WRITTEN INSTRUCTION: Please set down all the lines beneath this one exactly, without the pictures.

== SUPPLIED ENTRIES

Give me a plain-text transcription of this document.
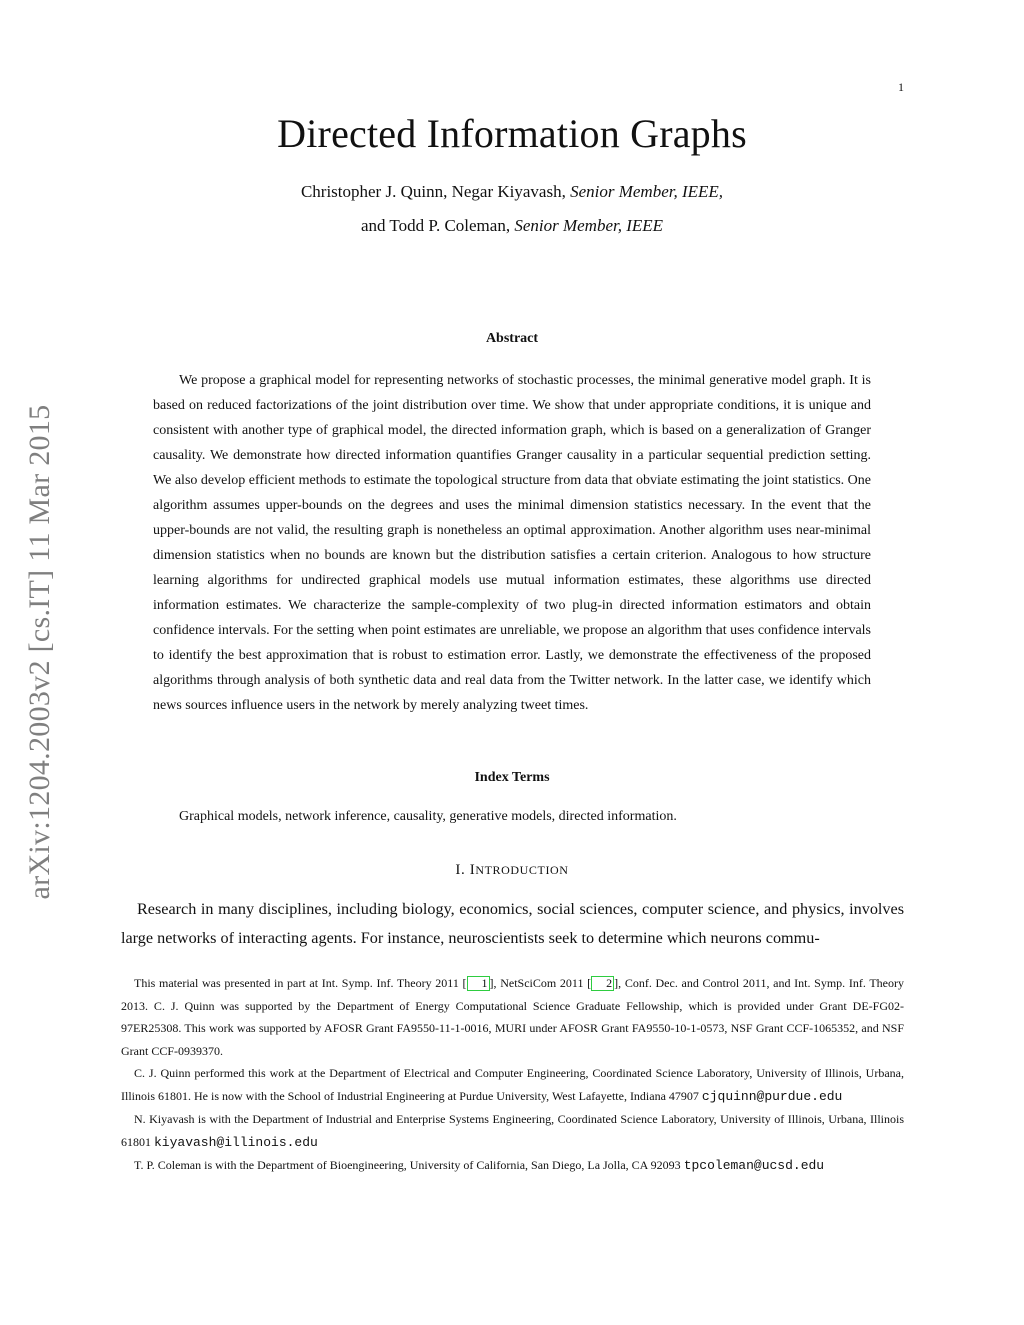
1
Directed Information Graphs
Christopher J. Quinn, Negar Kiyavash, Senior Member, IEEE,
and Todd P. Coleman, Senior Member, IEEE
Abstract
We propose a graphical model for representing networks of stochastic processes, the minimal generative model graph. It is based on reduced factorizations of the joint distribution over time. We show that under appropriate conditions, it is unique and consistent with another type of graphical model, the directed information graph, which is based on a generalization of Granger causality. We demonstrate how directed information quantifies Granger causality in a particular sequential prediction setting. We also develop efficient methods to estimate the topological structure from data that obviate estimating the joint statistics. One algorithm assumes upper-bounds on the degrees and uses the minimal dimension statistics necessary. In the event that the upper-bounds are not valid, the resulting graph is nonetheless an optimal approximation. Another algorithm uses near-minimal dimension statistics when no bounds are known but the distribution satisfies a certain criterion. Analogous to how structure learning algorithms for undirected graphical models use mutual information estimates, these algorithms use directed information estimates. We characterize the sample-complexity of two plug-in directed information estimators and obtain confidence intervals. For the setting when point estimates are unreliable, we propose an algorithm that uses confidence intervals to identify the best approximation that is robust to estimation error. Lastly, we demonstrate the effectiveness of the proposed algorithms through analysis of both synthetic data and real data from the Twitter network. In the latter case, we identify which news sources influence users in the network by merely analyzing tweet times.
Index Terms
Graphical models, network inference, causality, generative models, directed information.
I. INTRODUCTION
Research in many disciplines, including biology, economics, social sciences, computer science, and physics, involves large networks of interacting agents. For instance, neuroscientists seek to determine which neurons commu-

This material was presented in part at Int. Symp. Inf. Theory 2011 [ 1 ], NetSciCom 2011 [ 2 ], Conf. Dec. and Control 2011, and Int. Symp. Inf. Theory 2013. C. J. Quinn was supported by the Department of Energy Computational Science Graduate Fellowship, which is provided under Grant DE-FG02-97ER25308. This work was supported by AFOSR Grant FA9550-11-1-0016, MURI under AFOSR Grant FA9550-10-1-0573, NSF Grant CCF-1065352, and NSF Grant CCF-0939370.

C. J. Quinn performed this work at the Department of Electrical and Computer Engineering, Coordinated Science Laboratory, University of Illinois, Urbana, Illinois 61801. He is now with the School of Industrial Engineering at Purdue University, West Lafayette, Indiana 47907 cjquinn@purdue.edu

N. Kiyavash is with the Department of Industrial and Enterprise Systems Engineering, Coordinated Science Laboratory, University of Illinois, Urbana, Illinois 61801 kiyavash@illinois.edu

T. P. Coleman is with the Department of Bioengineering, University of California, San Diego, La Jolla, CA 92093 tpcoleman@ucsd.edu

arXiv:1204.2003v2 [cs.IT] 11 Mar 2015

====

RESULT BELOW:
Give me a plain-text transcription of this document.
1
Directed Information Graphs
Christopher J. Quinn, Negar Kiyavash, Senior Member, IEEE,
and Todd P. Coleman, Senior Member, IEEE
Abstract
We propose a graphical model for representing networks of stochastic processes, the minimal generative model graph. It is based on reduced factorizations of the joint distribution over time. We show that under appropriate conditions, it is unique and consistent with another type of graphical model, the directed information graph, which is based on a generalization of Granger causality. We demonstrate how directed information quantifies Granger causality in a particular sequential prediction setting. We also develop efficient methods to estimate the topological structure from data that obviate estimating the joint statistics. One algorithm assumes upper-bounds on the degrees and uses the minimal dimension statistics necessary. In the event that the upper-bounds are not valid, the resulting graph is nonetheless an optimal approximation. Another algorithm uses near-minimal dimension statistics when no bounds are known but the distribution satisfies a certain criterion. Analogous to how structure learning algorithms for undirected graphical models use mutual information estimates, these algorithms use directed information estimates. We characterize the sample-complexity of two plug-in directed information estimators and obtain confidence intervals. For the setting when point estimates are unreliable, we propose an algorithm that uses confidence intervals to identify the best approximation that is robust to estimation error. Lastly, we demonstrate the effectiveness of the proposed algorithms through analysis of both synthetic data and real data from the Twitter network. In the latter case, we identify which news sources influence users in the network by merely analyzing tweet times.
Index Terms
Graphical models, network inference, causality, generative models, directed information.
I. INTRODUCTION
Research in many disciplines, including biology, economics, social sciences, computer science, and physics, involves large networks of interacting agents. For instance, neuroscientists seek to determine which neurons commu-

This material was presented in part at Int. Symp. Inf. Theory 2011 [ 1 ], NetSciCom 2011 [ 2 ], Conf. Dec. and Control 2011, and Int. Symp. Inf. Theory 2013. C. J. Quinn was supported by the Department of Energy Computational Science Graduate Fellowship, which is provided under Grant DE-FG02-97ER25308. This work was supported by AFOSR Grant FA9550-11-1-0016, MURI under AFOSR Grant FA9550-10-1-0573, NSF Grant CCF-1065352, and NSF Grant CCF-0939370.

C. J. Quinn performed this work at the Department of Electrical and Computer Engineering, Coordinated Science Laboratory, University of Illinois, Urbana, Illinois 61801. He is now with the School of Industrial Engineering at Purdue University, West Lafayette, Indiana 47907 cjquinn@purdue.edu

N. Kiyavash is with the Department of Industrial and Enterprise Systems Engineering, Coordinated Science Laboratory, University of Illinois, Urbana, Illinois 61801 kiyavash@illinois.edu

T. P. Coleman is with the Department of Bioengineering, University of California, San Diego, La Jolla, CA 92093 tpcoleman@ucsd.edu

arXiv:1204.2003v2 [cs.IT] 11 Mar 2015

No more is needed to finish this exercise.